▶ [WHAT NEEDS TO BE DONE]:
The records below must be transcribed exactly. Do not include the pictures.

** Start MATERIAL FOR THIS EXERCISE **

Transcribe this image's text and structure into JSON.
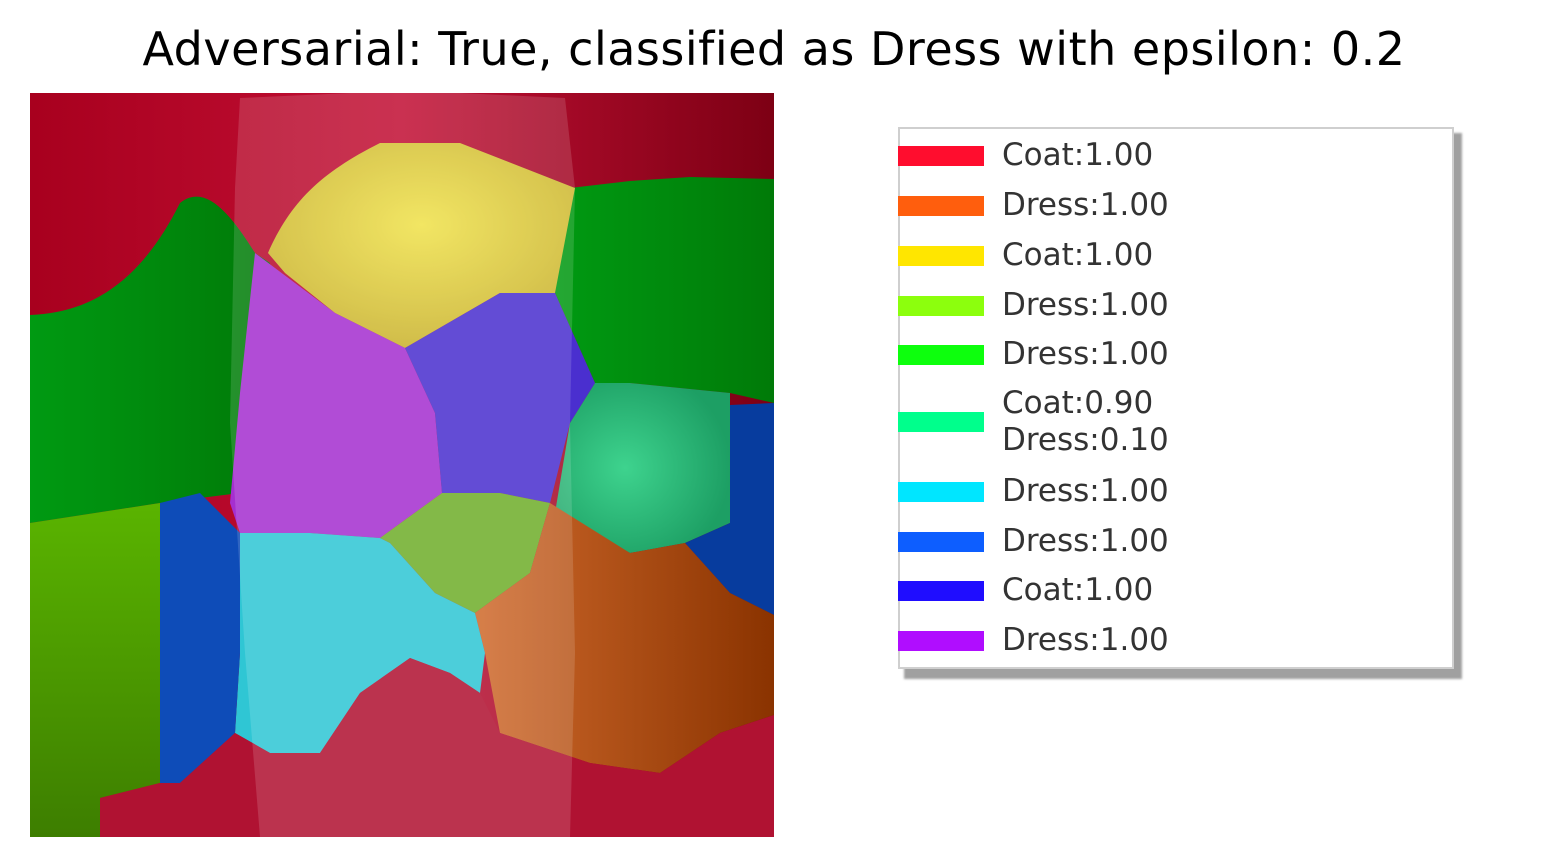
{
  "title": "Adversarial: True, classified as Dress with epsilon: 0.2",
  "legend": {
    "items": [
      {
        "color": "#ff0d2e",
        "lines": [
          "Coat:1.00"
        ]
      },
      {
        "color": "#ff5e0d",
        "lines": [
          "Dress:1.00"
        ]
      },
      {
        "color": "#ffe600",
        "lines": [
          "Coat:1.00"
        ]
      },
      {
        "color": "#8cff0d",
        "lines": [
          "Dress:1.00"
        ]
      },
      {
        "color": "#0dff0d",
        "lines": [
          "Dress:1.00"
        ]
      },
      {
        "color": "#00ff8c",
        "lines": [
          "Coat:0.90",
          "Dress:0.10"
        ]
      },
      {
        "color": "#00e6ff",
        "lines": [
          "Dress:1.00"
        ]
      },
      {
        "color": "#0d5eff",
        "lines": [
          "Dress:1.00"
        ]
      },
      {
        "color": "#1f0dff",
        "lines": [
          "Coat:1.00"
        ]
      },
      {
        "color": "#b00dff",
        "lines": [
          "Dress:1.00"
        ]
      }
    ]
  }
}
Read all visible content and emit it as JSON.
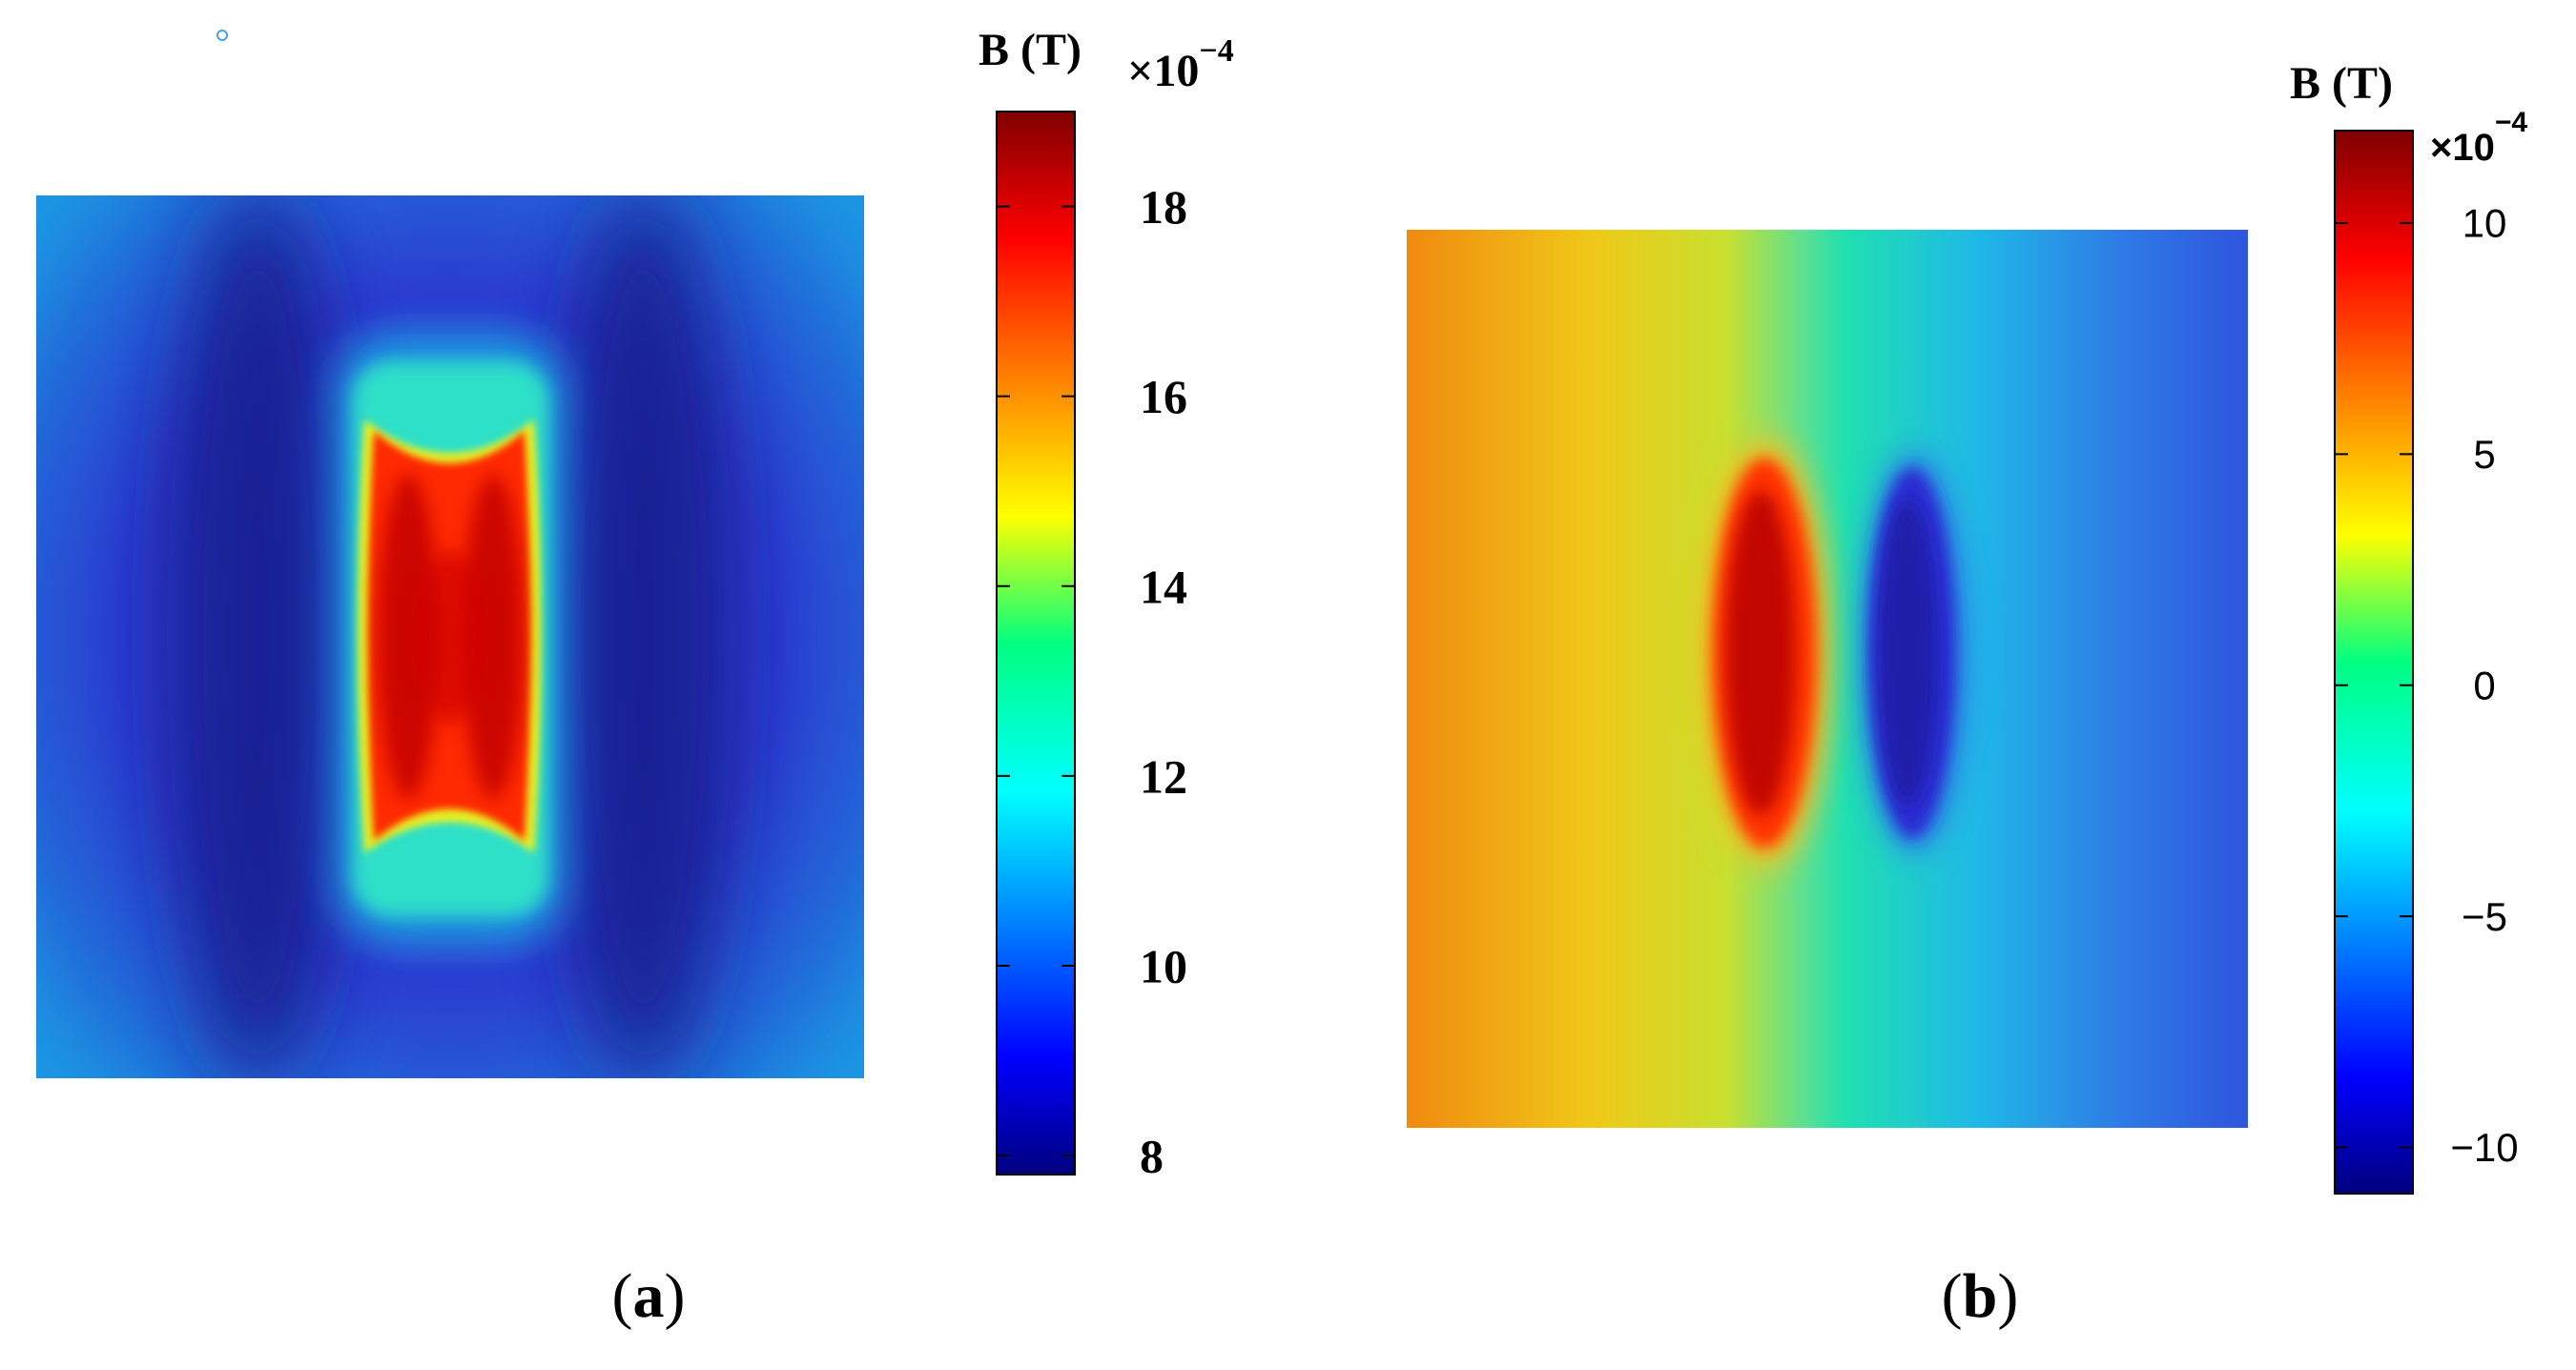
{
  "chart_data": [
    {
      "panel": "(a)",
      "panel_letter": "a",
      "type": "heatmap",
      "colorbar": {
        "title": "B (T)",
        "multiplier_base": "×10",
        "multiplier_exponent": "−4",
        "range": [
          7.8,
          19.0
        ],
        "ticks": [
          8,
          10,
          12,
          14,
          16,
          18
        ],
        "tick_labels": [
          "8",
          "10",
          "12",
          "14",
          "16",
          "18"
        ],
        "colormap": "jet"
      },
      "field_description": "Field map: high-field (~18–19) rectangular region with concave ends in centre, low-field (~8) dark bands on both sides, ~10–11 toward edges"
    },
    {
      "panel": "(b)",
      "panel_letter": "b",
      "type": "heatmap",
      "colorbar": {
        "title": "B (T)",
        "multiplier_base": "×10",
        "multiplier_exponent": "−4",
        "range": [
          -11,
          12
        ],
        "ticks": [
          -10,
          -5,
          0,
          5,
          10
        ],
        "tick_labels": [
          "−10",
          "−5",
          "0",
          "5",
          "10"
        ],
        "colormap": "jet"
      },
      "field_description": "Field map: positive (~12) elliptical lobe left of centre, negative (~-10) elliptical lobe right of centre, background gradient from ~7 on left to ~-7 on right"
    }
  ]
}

** End MATERIAL FOR THIS EXERCISE **

▶ [ANSWER TO THIS TASK]:
Transcribe this image's text and structure into JSON.
{
  "title": "Adversarial: True, classified as Dress with epsilon: 0.2",
  "legend": {
    "items": [
      {
        "color": "#ff0d2e",
        "lines": [
          "Coat:1.00"
        ]
      },
      {
        "color": "#ff5e0d",
        "lines": [
          "Dress:1.00"
        ]
      },
      {
        "color": "#ffe600",
        "lines": [
          "Coat:1.00"
        ]
      },
      {
        "color": "#8cff0d",
        "lines": [
          "Dress:1.00"
        ]
      },
      {
        "color": "#0dff0d",
        "lines": [
          "Dress:1.00"
        ]
      },
      {
        "color": "#00ff8c",
        "lines": [
          "Coat:0.90",
          "Dress:0.10"
        ]
      },
      {
        "color": "#00e6ff",
        "lines": [
          "Dress:1.00"
        ]
      },
      {
        "color": "#0d5eff",
        "lines": [
          "Dress:1.00"
        ]
      },
      {
        "color": "#1f0dff",
        "lines": [
          "Coat:1.00"
        ]
      },
      {
        "color": "#b00dff",
        "lines": [
          "Dress:1.00"
        ]
      }
    ]
  }
}
Read all visible content and emit it as JSON.
{
  "chart_data": [
    {
      "panel": "(a)",
      "panel_letter": "a",
      "type": "heatmap",
      "colorbar": {
        "title": "B (T)",
        "multiplier_base": "×10",
        "multiplier_exponent": "−4",
        "range": [
          7.8,
          19.0
        ],
        "ticks": [
          8,
          10,
          12,
          14,
          16,
          18
        ],
        "tick_labels": [
          "8",
          "10",
          "12",
          "14",
          "16",
          "18"
        ],
        "colormap": "jet"
      },
      "field_description": "Field map: high-field (~18–19) rectangular region with concave ends in centre, low-field (~8) dark bands on both sides, ~10–11 toward edges"
    },
    {
      "panel": "(b)",
      "panel_letter": "b",
      "type": "heatmap",
      "colorbar": {
        "title": "B (T)",
        "multiplier_base": "×10",
        "multiplier_exponent": "−4",
        "range": [
          -11,
          12
        ],
        "ticks": [
          -10,
          -5,
          0,
          5,
          10
        ],
        "tick_labels": [
          "−10",
          "−5",
          "0",
          "5",
          "10"
        ],
        "colormap": "jet"
      },
      "field_description": "Field map: positive (~12) elliptical lobe left of centre, negative (~-10) elliptical lobe right of centre, background gradient from ~7 on left to ~-7 on right"
    }
  ]
}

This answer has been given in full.